**Set problem**
Check every line of the entries below for the word "name", and copy the ones that have it.

**Records shown**

^^^^

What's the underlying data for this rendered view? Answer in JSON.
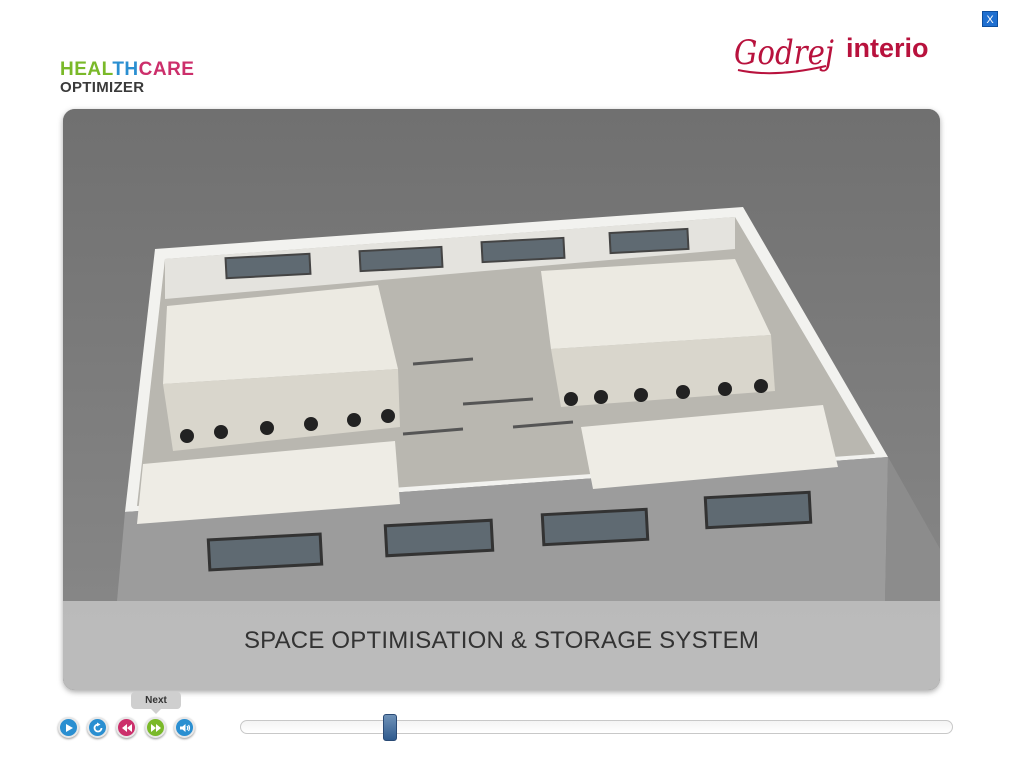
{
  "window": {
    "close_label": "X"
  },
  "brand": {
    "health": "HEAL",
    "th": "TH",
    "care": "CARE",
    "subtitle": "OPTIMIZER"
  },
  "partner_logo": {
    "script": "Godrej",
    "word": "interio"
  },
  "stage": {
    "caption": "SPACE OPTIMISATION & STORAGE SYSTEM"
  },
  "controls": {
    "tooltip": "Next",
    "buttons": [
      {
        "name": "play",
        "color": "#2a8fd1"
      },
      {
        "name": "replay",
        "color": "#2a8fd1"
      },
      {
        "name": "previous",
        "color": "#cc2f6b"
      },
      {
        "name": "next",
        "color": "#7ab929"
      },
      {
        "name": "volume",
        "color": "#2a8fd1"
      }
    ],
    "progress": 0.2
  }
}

^^^^

**Response to this exercise**
        "name": "play",
        "name": "replay",
        "name": "previous",
        "name": "next",
        "name": "volume",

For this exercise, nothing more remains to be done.